Extract each line containing the string "Society".

LISTED ENTRIES:
Begin

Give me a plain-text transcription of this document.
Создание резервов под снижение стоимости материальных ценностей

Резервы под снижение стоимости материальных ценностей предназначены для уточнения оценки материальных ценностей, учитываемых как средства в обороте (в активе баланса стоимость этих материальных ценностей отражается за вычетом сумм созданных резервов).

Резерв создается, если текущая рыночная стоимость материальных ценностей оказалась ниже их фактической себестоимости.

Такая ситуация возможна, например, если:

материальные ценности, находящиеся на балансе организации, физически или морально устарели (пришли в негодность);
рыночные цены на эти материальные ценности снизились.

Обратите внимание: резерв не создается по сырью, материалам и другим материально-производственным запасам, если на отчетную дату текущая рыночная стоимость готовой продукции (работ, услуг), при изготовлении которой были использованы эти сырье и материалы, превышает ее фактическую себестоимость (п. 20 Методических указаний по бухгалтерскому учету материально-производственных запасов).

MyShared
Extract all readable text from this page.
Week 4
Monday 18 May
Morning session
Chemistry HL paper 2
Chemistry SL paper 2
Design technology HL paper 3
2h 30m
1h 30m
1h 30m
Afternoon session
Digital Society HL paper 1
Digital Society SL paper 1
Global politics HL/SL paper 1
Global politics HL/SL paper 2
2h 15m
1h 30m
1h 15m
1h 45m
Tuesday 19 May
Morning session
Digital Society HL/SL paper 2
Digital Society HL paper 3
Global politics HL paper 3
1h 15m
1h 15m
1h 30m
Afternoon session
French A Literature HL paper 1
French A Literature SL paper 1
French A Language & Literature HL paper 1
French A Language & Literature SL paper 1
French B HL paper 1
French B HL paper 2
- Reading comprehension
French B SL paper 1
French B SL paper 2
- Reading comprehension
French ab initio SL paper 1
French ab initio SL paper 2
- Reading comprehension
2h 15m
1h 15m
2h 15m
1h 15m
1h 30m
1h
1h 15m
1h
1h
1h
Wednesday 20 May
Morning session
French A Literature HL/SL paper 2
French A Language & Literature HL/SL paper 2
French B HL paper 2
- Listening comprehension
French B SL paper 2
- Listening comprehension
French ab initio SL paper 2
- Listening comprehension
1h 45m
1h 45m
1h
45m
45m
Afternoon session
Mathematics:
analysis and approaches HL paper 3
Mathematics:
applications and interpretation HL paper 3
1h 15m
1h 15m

End

OUTPUT OF THE TASK:
Digital Society HL paper 1
Digital Society SL paper 1
Digital Society HL/SL paper 2
Digital Society HL paper 3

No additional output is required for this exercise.